Stored records:
:::::

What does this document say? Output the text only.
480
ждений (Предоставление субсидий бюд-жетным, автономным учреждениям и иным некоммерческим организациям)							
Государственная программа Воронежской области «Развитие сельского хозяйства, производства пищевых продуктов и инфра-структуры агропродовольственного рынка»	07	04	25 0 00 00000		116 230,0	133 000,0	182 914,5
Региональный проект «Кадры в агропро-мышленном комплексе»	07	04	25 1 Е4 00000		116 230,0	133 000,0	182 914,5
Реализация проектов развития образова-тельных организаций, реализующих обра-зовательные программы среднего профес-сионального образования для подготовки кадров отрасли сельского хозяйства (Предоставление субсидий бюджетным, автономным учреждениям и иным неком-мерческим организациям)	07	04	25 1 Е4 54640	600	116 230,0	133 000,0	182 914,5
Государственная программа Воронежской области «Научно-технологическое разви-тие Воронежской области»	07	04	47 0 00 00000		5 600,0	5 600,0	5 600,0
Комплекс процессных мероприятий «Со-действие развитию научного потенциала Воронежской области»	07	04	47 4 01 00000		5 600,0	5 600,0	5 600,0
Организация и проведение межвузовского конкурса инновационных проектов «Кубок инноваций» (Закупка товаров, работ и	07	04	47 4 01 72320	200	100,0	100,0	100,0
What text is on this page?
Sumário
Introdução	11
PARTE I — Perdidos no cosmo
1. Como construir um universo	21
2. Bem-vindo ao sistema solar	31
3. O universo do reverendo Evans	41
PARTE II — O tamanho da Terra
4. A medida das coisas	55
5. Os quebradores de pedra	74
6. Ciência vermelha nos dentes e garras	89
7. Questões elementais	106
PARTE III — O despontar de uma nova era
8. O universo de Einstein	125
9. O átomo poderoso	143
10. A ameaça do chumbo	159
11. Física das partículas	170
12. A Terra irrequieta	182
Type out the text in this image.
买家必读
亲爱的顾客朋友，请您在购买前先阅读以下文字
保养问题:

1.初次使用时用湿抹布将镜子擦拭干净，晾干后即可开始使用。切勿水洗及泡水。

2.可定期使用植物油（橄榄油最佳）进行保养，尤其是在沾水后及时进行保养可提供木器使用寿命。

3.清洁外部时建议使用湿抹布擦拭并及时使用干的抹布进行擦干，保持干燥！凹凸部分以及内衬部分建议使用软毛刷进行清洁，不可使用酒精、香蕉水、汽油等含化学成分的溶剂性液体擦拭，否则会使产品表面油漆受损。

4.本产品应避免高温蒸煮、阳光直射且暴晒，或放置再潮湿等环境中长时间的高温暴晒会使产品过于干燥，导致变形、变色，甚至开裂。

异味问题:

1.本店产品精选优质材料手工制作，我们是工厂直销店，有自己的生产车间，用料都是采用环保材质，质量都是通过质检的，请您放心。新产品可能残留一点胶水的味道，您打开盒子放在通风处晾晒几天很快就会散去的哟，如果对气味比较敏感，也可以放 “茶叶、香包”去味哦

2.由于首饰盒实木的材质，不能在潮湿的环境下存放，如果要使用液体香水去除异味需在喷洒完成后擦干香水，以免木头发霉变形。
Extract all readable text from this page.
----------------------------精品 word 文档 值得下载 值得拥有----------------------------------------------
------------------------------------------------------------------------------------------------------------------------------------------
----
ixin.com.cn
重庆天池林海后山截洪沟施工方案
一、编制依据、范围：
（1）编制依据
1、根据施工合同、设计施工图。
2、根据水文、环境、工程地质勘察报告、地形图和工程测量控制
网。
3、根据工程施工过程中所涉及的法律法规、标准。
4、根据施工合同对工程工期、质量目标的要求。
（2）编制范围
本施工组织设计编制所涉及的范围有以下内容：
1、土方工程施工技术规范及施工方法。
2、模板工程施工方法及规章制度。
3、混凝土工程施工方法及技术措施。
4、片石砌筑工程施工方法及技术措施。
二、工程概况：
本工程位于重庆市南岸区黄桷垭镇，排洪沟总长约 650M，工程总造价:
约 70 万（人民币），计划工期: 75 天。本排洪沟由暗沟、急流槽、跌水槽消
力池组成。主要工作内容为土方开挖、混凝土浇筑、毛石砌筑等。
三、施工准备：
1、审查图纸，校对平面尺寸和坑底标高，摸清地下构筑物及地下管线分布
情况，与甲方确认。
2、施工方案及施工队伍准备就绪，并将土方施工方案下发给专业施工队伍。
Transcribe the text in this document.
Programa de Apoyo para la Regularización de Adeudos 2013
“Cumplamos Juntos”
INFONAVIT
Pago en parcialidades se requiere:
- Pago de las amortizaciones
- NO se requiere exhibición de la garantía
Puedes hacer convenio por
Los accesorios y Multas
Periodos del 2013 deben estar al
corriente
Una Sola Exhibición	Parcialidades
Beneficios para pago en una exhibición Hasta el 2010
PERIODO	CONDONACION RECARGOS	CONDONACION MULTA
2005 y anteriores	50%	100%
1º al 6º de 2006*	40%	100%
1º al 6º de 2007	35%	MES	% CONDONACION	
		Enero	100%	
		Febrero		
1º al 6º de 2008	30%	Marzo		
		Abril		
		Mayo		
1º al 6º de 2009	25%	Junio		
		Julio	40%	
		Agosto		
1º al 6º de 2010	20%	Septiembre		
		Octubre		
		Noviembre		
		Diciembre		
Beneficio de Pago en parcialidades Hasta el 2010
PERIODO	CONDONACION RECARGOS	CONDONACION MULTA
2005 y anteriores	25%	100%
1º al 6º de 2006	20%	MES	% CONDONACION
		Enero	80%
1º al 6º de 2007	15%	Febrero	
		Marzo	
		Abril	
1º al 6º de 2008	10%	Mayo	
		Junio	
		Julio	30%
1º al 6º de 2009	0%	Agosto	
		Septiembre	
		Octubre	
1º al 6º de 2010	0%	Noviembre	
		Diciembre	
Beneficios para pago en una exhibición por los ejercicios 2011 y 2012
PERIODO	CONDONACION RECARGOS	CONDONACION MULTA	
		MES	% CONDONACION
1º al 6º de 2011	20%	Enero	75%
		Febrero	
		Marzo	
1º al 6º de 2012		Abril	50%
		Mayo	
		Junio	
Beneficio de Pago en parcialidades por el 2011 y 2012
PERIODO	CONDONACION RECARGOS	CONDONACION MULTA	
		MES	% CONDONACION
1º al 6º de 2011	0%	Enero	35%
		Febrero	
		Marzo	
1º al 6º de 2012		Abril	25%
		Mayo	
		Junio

:::::

> TASK DETAILS:
Return all the data exactly as given.

> THE OUTPUT:
What does this document say? Output the text only.
480
ждений (Предоставление субсидий бюд-жетным, автономным учреждениям и иным некоммерческим организациям)							
Государственная программа Воронежской области «Развитие сельского хозяйства, производства пищевых продуктов и инфра-структуры агропродовольственного рынка»	07	04	25 0 00 00000		116 230,0	133 000,0	182 914,5
Региональный проект «Кадры в агропро-мышленном комплексе»	07	04	25 1 Е4 00000		116 230,0	133 000,0	182 914,5
Реализация проектов развития образова-тельных организаций, реализующих обра-зовательные программы среднего профес-сионального образования для подготовки кадров отрасли сельского хозяйства (Предоставление субсидий бюджетным, автономным учреждениям и иным неком-мерческим организациям)	07	04	25 1 Е4 54640	600	116 230,0	133 000,0	182 914,5
Государственная программа Воронежской области «Научно-технологическое разви-тие Воронежской области»	07	04	47 0 00 00000		5 600,0	5 600,0	5 600,0
Комплекс процессных мероприятий «Со-действие развитию научного потенциала Воронежской области»	07	04	47 4 01 00000		5 600,0	5 600,0	5 600,0
Организация и проведение межвузовского конкурса инновационных проектов «Кубок инноваций» (Закупка товаров, работ и	07	04	47 4 01 72320	200	100,0	100,0	100,0
What text is on this page?
Sumário
Introdução	11
PARTE I — Perdidos no cosmo
1. Como construir um universo	21
2. Bem-vindo ao sistema solar	31
3. O universo do reverendo Evans	41
PARTE II — O tamanho da Terra
4. A medida das coisas	55
5. Os quebradores de pedra	74
6. Ciência vermelha nos dentes e garras	89
7. Questões elementais	106
PARTE III — O despontar de uma nova era
8. O universo de Einstein	125
9. O átomo poderoso	143
10. A ameaça do chumbo	159
11. Física das partículas	170
12. A Terra irrequieta	182
Type out the text in this image.
买家必读
亲爱的顾客朋友，请您在购买前先阅读以下文字
保养问题:

1.初次使用时用湿抹布将镜子擦拭干净，晾干后即可开始使用。切勿水洗及泡水。

2.可定期使用植物油（橄榄油最佳）进行保养，尤其是在沾水后及时进行保养可提供木器使用寿命。

3.清洁外部时建议使用湿抹布擦拭并及时使用干的抹布进行擦干，保持干燥！凹凸部分以及内衬部分建议使用软毛刷进行清洁，不可使用酒精、香蕉水、汽油等含化学成分的溶剂性液体擦拭，否则会使产品表面油漆受损。

4.本产品应避免高温蒸煮、阳光直射且暴晒，或放置再潮湿等环境中长时间的高温暴晒会使产品过于干燥，导致变形、变色，甚至开裂。

异味问题:

1.本店产品精选优质材料手工制作，我们是工厂直销店，有自己的生产车间，用料都是采用环保材质，质量都是通过质检的，请您放心。新产品可能残留一点胶水的味道，您打开盒子放在通风处晾晒几天很快就会散去的哟，如果对气味比较敏感，也可以放 “茶叶、香包”去味哦

2.由于首饰盒实木的材质，不能在潮湿的环境下存放，如果要使用液体香水去除异味需在喷洒完成后擦干香水，以免木头发霉变形。
Extract all readable text from this page.
----------------------------精品 word 文档 值得下载 值得拥有----------------------------------------------
------------------------------------------------------------------------------------------------------------------------------------------
----
ixin.com.cn
重庆天池林海后山截洪沟施工方案
一、编制依据、范围：
（1）编制依据
1、根据施工合同、设计施工图。
2、根据水文、环境、工程地质勘察报告、地形图和工程测量控制
网。
3、根据工程施工过程中所涉及的法律法规、标准。
4、根据施工合同对工程工期、质量目标的要求。
（2）编制范围
本施工组织设计编制所涉及的范围有以下内容：
1、土方工程施工技术规范及施工方法。
2、模板工程施工方法及规章制度。
3、混凝土工程施工方法及技术措施。
4、片石砌筑工程施工方法及技术措施。
二、工程概况：
本工程位于重庆市南岸区黄桷垭镇，排洪沟总长约 650M，工程总造价:
约 70 万（人民币），计划工期: 75 天。本排洪沟由暗沟、急流槽、跌水槽消
力池组成。主要工作内容为土方开挖、混凝土浇筑、毛石砌筑等。
三、施工准备：
1、审查图纸，校对平面尺寸和坑底标高，摸清地下构筑物及地下管线分布
情况，与甲方确认。
2、施工方案及施工队伍准备就绪，并将土方施工方案下发给专业施工队伍。
Transcribe the text in this document.
Programa de Apoyo para la Regularización de Adeudos 2013
“Cumplamos Juntos”
INFONAVIT
Pago en parcialidades se requiere:
- Pago de las amortizaciones
- NO se requiere exhibición de la garantía
Puedes hacer convenio por
Los accesorios y Multas
Periodos del 2013 deben estar al
corriente
Una Sola Exhibición	Parcialidades
Beneficios para pago en una exhibición Hasta el 2010
PERIODO	CONDONACION RECARGOS	CONDONACION MULTA
2005 y anteriores	50%	100%
1º al 6º de 2006*	40%	100%
1º al 6º de 2007	35%	MES	% CONDONACION	
		Enero	100%	
		Febrero		
1º al 6º de 2008	30%	Marzo		
		Abril		
		Mayo		
1º al 6º de 2009	25%	Junio		
		Julio	40%	
		Agosto		
1º al 6º de 2010	20%	Septiembre		
		Octubre		
		Noviembre		
		Diciembre		
Beneficio de Pago en parcialidades Hasta el 2010
PERIODO	CONDONACION RECARGOS	CONDONACION MULTA
2005 y anteriores	25%	100%
1º al 6º de 2006	20%	MES	% CONDONACION
		Enero	80%
1º al 6º de 2007	15%	Febrero	
		Marzo	
		Abril	
1º al 6º de 2008	10%	Mayo	
		Junio	
		Julio	30%
1º al 6º de 2009	0%	Agosto	
		Septiembre	
		Octubre	
1º al 6º de 2010	0%	Noviembre	
		Diciembre	
Beneficios para pago en una exhibición por los ejercicios 2011 y 2012
PERIODO	CONDONACION RECARGOS	CONDONACION MULTA	
		MES	% CONDONACION
1º al 6º de 2011	20%	Enero	75%
		Febrero	
		Marzo	
1º al 6º de 2012		Abril	50%
		Mayo	
		Junio	
Beneficio de Pago en parcialidades por el 2011 y 2012
PERIODO	CONDONACION RECARGOS	CONDONACION MULTA	
		MES	% CONDONACION
1º al 6º de 2011	0%	Enero	35%
		Febrero	
		Marzo	
1º al 6º de 2012		Abril	25%
		Mayo	
		Junio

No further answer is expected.